**WHAT TO DO**
Say how many lines in the records include the string "seconds", adding no other words.

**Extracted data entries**
========

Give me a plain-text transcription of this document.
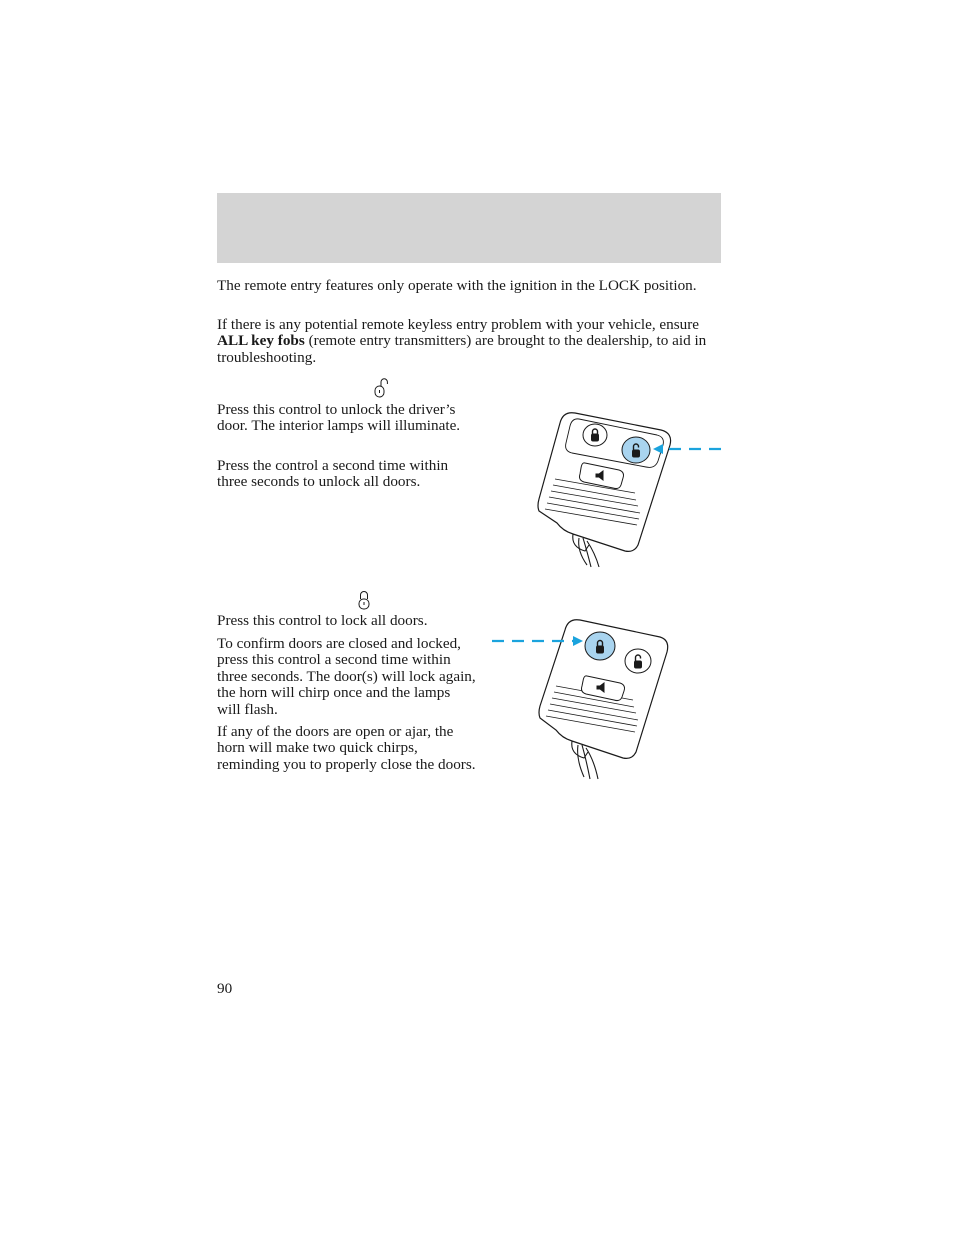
The remote entry features only operate with the ignition in the LOCK position.

If there is any potential remote keyless entry problem with your vehicle, ensure ALL key fobs (remote entry transmitters) are brought to the dealership, to aid in troubleshooting.

Press this control to unlock the driver’s door. The interior lamps will illuminate.

Press the control a second time within three seconds to unlock all doors.

Press this control to lock all doors.

To confirm doors are closed and locked, press this control a second time within three seconds. The door(s) will lock again, the horn will chirp once and the lamps will flash.

If any of the doors are open or ajar, the horn will make two quick chirps, reminding you to properly close the doors.

90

========

**EXERCISE ANSWER**
2